-- TASK DESCRIPTION --
Lines before the one containing "Read out every word on this page." are excluded. Repeat that line and every line after it, exactly.

Collected data

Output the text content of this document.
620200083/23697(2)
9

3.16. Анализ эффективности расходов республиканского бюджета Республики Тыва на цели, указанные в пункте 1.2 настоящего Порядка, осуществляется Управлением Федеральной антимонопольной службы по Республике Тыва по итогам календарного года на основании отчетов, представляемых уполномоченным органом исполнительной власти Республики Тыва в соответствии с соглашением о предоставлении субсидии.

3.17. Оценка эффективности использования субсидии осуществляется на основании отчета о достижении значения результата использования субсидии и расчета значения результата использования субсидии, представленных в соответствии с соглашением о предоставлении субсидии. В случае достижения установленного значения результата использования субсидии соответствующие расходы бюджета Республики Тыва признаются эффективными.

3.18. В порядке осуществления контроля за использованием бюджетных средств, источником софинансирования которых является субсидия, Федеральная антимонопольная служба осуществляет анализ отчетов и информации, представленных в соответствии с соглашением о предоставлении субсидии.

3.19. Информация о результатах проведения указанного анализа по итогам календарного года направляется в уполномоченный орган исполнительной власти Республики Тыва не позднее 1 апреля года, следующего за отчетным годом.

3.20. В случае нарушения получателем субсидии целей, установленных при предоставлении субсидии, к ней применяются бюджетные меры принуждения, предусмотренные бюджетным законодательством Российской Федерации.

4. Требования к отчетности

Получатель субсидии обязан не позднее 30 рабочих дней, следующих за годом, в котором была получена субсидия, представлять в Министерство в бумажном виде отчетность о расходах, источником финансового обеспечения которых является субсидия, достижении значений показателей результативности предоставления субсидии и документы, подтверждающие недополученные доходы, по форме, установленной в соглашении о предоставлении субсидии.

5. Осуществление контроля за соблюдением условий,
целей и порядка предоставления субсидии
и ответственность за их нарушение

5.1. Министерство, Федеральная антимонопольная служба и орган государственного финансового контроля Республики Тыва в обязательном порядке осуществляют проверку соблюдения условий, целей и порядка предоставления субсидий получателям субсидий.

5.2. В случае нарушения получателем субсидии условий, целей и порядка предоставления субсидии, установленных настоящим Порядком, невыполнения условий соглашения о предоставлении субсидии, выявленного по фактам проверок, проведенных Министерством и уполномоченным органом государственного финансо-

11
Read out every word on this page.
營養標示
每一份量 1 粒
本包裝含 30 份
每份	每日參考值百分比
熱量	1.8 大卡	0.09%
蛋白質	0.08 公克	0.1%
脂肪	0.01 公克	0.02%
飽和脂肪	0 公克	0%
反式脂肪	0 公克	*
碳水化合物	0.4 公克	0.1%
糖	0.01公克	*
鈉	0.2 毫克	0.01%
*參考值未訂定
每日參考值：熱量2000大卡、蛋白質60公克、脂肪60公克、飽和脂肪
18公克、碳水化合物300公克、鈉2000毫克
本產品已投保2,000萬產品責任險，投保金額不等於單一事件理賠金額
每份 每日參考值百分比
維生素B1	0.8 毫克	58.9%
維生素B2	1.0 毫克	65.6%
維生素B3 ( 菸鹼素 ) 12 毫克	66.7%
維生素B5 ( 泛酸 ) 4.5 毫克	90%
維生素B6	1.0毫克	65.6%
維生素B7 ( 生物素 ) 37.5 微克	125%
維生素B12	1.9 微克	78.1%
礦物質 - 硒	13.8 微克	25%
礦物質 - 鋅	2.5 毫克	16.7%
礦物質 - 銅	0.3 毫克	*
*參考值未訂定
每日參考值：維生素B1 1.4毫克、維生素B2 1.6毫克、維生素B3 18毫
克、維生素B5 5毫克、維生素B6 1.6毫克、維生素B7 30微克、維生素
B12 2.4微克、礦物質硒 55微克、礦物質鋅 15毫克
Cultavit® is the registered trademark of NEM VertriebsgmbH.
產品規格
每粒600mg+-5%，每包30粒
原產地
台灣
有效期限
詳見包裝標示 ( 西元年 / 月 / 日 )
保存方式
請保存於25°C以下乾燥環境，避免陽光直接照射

-- WRITTEN ANSWER --
Read out every word on this page.
營養標示
每一份量 1 粒
本包裝含 30 份
每份	每日參考值百分比
熱量	1.8 大卡	0.09%
蛋白質	0.08 公克	0.1%
脂肪	0.01 公克	0.02%
飽和脂肪	0 公克	0%
反式脂肪	0 公克	*
碳水化合物	0.4 公克	0.1%
糖	0.01公克	*
鈉	0.2 毫克	0.01%
*參考值未訂定
每日參考值：熱量2000大卡、蛋白質60公克、脂肪60公克、飽和脂肪
18公克、碳水化合物300公克、鈉2000毫克
本產品已投保2,000萬產品責任險，投保金額不等於單一事件理賠金額
每份 每日參考值百分比
維生素B1	0.8 毫克	58.9%
維生素B2	1.0 毫克	65.6%
維生素B3 ( 菸鹼素 ) 12 毫克	66.7%
維生素B5 ( 泛酸 ) 4.5 毫克	90%
維生素B6	1.0毫克	65.6%
維生素B7 ( 生物素 ) 37.5 微克	125%
維生素B12	1.9 微克	78.1%
礦物質 - 硒	13.8 微克	25%
礦物質 - 鋅	2.5 毫克	16.7%
礦物質 - 銅	0.3 毫克	*
*參考值未訂定
每日參考值：維生素B1 1.4毫克、維生素B2 1.6毫克、維生素B3 18毫
克、維生素B5 5毫克、維生素B6 1.6毫克、維生素B7 30微克、維生素
B12 2.4微克、礦物質硒 55微克、礦物質鋅 15毫克
Cultavit® is the registered trademark of NEM VertriebsgmbH.
產品規格
每粒600mg+-5%，每包30粒
原產地
台灣
有效期限
詳見包裝標示 ( 西元年 / 月 / 日 )
保存方式
請保存於25°C以下乾燥環境，避免陽光直接照射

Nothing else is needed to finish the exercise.